### Stated task
Return each line of the records holding the string "color".

======== Records shown ========

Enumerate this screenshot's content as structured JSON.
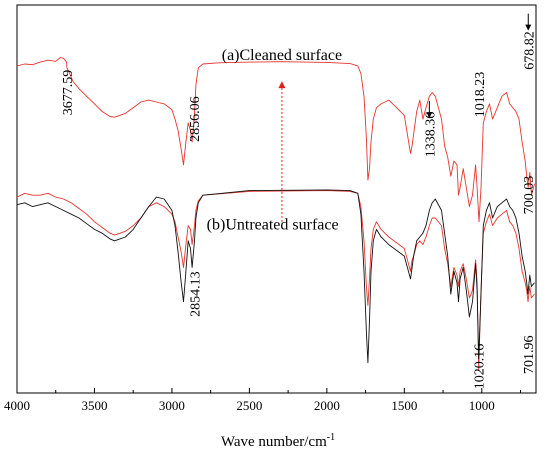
{
  "chart_data": {
    "type": "line",
    "title": "",
    "xlabel": "Wave number/cm",
    "xlabel_superscript": "-1",
    "ylabel": "",
    "x_reversed": true,
    "xlim": [
      4000,
      650
    ],
    "xticks": [
      4000,
      3500,
      3000,
      2500,
      2000,
      1500,
      1000
    ],
    "x_tick_labels": [
      "4000",
      "3500",
      "3000",
      "2500",
      "2000",
      "1500",
      "1000"
    ],
    "y_ticks_shown": false,
    "ylim": [
      -0.02,
      1.0
    ],
    "grid": false,
    "legend": "none",
    "panel_labels": [
      {
        "text": "(a)Cleaned surface",
        "x": 2290,
        "y": 0.855
      },
      {
        "text": "(b)Untreated surface",
        "x": 2350,
        "y": 0.41
      }
    ],
    "arrow": {
      "x": 2290,
      "y_from": 0.43,
      "y_to": 0.8,
      "color": "#e02020",
      "dashed": true
    },
    "series": [
      {
        "color": "#e8352e",
        "x": [
          4000,
          3950,
          3900,
          3850,
          3800,
          3750,
          3720,
          3700,
          3680,
          3677.59,
          3660,
          3640,
          3600,
          3550,
          3500,
          3450,
          3400,
          3370,
          3300,
          3250,
          3200,
          3150,
          3100,
          3050,
          3000,
          2980,
          2960,
          2940,
          2925,
          2910,
          2895,
          2880,
          2870,
          2856.06,
          2845,
          2830,
          2800,
          2700,
          2500,
          2300,
          2000,
          1850,
          1800,
          1780,
          1760,
          1745,
          1735,
          1725,
          1715,
          1700,
          1680,
          1650,
          1600,
          1550,
          1500,
          1480,
          1460,
          1450,
          1440,
          1420,
          1400,
          1380,
          1360,
          1338.36,
          1320,
          1300,
          1260,
          1240,
          1220,
          1200,
          1180,
          1160,
          1150,
          1140,
          1120,
          1100,
          1080,
          1060,
          1040,
          1030,
          1018.23,
          1005,
          990,
          970,
          950,
          930,
          900,
          870,
          840,
          820,
          800,
          780,
          760,
          740,
          720,
          710,
          700.03,
          690,
          678.82,
          660
        ],
        "values": [
          0.84,
          0.845,
          0.843,
          0.85,
          0.855,
          0.852,
          0.862,
          0.86,
          0.85,
          0.835,
          0.82,
          0.8,
          0.78,
          0.76,
          0.74,
          0.72,
          0.707,
          0.705,
          0.715,
          0.73,
          0.745,
          0.75,
          0.745,
          0.74,
          0.725,
          0.7,
          0.67,
          0.62,
          0.58,
          0.64,
          0.69,
          0.67,
          0.64,
          0.7,
          0.79,
          0.835,
          0.845,
          0.848,
          0.85,
          0.851,
          0.849,
          0.846,
          0.84,
          0.82,
          0.76,
          0.65,
          0.54,
          0.57,
          0.64,
          0.7,
          0.73,
          0.74,
          0.75,
          0.73,
          0.71,
          0.66,
          0.61,
          0.63,
          0.66,
          0.72,
          0.75,
          0.7,
          0.73,
          0.76,
          0.77,
          0.76,
          0.7,
          0.63,
          0.6,
          0.55,
          0.59,
          0.58,
          0.5,
          0.52,
          0.57,
          0.52,
          0.47,
          0.5,
          0.58,
          0.52,
          0.43,
          0.52,
          0.69,
          0.72,
          0.74,
          0.7,
          0.73,
          0.76,
          0.77,
          0.74,
          0.73,
          0.72,
          0.7,
          0.64,
          0.59,
          0.55,
          0.52,
          0.56,
          0.5,
          0.53
        ]
      },
      {
        "color": "#e8352e",
        "x": [
          4000,
          3950,
          3900,
          3850,
          3800,
          3750,
          3700,
          3650,
          3600,
          3550,
          3500,
          3450,
          3400,
          3370,
          3300,
          3250,
          3200,
          3150,
          3100,
          3050,
          3000,
          2980,
          2960,
          2940,
          2925,
          2910,
          2895,
          2880,
          2870,
          2854.13,
          2845,
          2830,
          2800,
          2500,
          2000,
          1850,
          1800,
          1780,
          1760,
          1745,
          1735,
          1725,
          1715,
          1700,
          1680,
          1650,
          1600,
          1550,
          1500,
          1480,
          1460,
          1450,
          1440,
          1420,
          1400,
          1380,
          1360,
          1338,
          1320,
          1300,
          1260,
          1240,
          1220,
          1200,
          1180,
          1160,
          1150,
          1140,
          1120,
          1100,
          1080,
          1060,
          1040,
          1030,
          1020.16,
          1005,
          990,
          970,
          950,
          930,
          900,
          870,
          840,
          820,
          800,
          780,
          760,
          740,
          720,
          710,
          701.96,
          690,
          680,
          660
        ],
        "values": [
          0.495,
          0.505,
          0.5,
          0.5,
          0.505,
          0.495,
          0.49,
          0.48,
          0.465,
          0.45,
          0.43,
          0.415,
          0.4,
          0.395,
          0.405,
          0.42,
          0.44,
          0.47,
          0.48,
          0.47,
          0.45,
          0.43,
          0.39,
          0.35,
          0.31,
          0.37,
          0.42,
          0.41,
          0.37,
          0.42,
          0.46,
          0.485,
          0.5,
          0.51,
          0.512,
          0.51,
          0.505,
          0.47,
          0.38,
          0.26,
          0.21,
          0.28,
          0.36,
          0.41,
          0.43,
          0.41,
          0.39,
          0.375,
          0.36,
          0.33,
          0.3,
          0.33,
          0.34,
          0.37,
          0.38,
          0.37,
          0.39,
          0.42,
          0.44,
          0.44,
          0.42,
          0.36,
          0.32,
          0.26,
          0.31,
          0.29,
          0.26,
          0.3,
          0.32,
          0.28,
          0.23,
          0.25,
          0.33,
          0.27,
          0.04,
          0.25,
          0.4,
          0.43,
          0.45,
          0.42,
          0.44,
          0.45,
          0.46,
          0.43,
          0.42,
          0.4,
          0.36,
          0.3,
          0.27,
          0.25,
          0.22,
          0.26,
          0.23,
          0.24
        ]
      },
      {
        "color": "#111111",
        "x": [
          4000,
          3950,
          3900,
          3850,
          3800,
          3750,
          3700,
          3650,
          3600,
          3550,
          3500,
          3450,
          3400,
          3370,
          3300,
          3250,
          3200,
          3150,
          3100,
          3050,
          3000,
          2980,
          2960,
          2940,
          2925,
          2910,
          2895,
          2880,
          2870,
          2854,
          2845,
          2830,
          2800,
          2500,
          2000,
          1850,
          1800,
          1780,
          1760,
          1745,
          1735,
          1725,
          1715,
          1700,
          1680,
          1650,
          1600,
          1550,
          1500,
          1480,
          1460,
          1450,
          1440,
          1420,
          1400,
          1380,
          1360,
          1338,
          1320,
          1300,
          1260,
          1240,
          1220,
          1200,
          1180,
          1160,
          1150,
          1140,
          1120,
          1100,
          1080,
          1060,
          1040,
          1030,
          1020,
          1005,
          990,
          970,
          950,
          930,
          900,
          870,
          840,
          820,
          800,
          780,
          760,
          740,
          720,
          710,
          702,
          690,
          680,
          660
        ],
        "values": [
          0.475,
          0.48,
          0.47,
          0.475,
          0.48,
          0.47,
          0.46,
          0.45,
          0.44,
          0.425,
          0.41,
          0.4,
          0.385,
          0.38,
          0.39,
          0.41,
          0.44,
          0.47,
          0.495,
          0.49,
          0.46,
          0.42,
          0.35,
          0.27,
          0.22,
          0.3,
          0.38,
          0.36,
          0.31,
          0.38,
          0.44,
          0.48,
          0.5,
          0.512,
          0.514,
          0.512,
          0.505,
          0.45,
          0.3,
          0.14,
          0.06,
          0.17,
          0.3,
          0.38,
          0.41,
          0.39,
          0.37,
          0.355,
          0.34,
          0.31,
          0.28,
          0.31,
          0.34,
          0.38,
          0.39,
          0.4,
          0.42,
          0.46,
          0.48,
          0.49,
          0.46,
          0.4,
          0.34,
          0.24,
          0.3,
          0.27,
          0.22,
          0.28,
          0.31,
          0.25,
          0.18,
          0.22,
          0.32,
          0.25,
          0.07,
          0.24,
          0.42,
          0.46,
          0.48,
          0.44,
          0.47,
          0.48,
          0.49,
          0.47,
          0.46,
          0.44,
          0.4,
          0.34,
          0.3,
          0.27,
          0.24,
          0.29,
          0.26,
          0.27
        ]
      }
    ],
    "peak_labels": [
      {
        "text": "3677.59",
        "x": 3677.59,
        "y": 0.71
      },
      {
        "text": "2856.06",
        "x": 2856.06,
        "y": 0.64
      },
      {
        "text": "1338.36",
        "x": 1338.36,
        "y": 0.6,
        "arrow": true
      },
      {
        "text": "1018.23",
        "x": 1018.23,
        "y": 0.705
      },
      {
        "text": "678.82",
        "x": 700,
        "y": 0.83,
        "arrow": true
      },
      {
        "text": "700.03",
        "x": 700.03,
        "y": 0.45
      },
      {
        "text": "2854.13",
        "x": 2854.13,
        "y": 0.18
      },
      {
        "text": "1020.16",
        "x": 1020.16,
        "y": -0.01
      },
      {
        "text": "701.96",
        "x": 701.96,
        "y": 0.03
      }
    ]
  }
}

========

### Answer below
      "color": "#e02020",
        "color": "#e8352e",
        "color": "#e8352e",
        "color": "#111111",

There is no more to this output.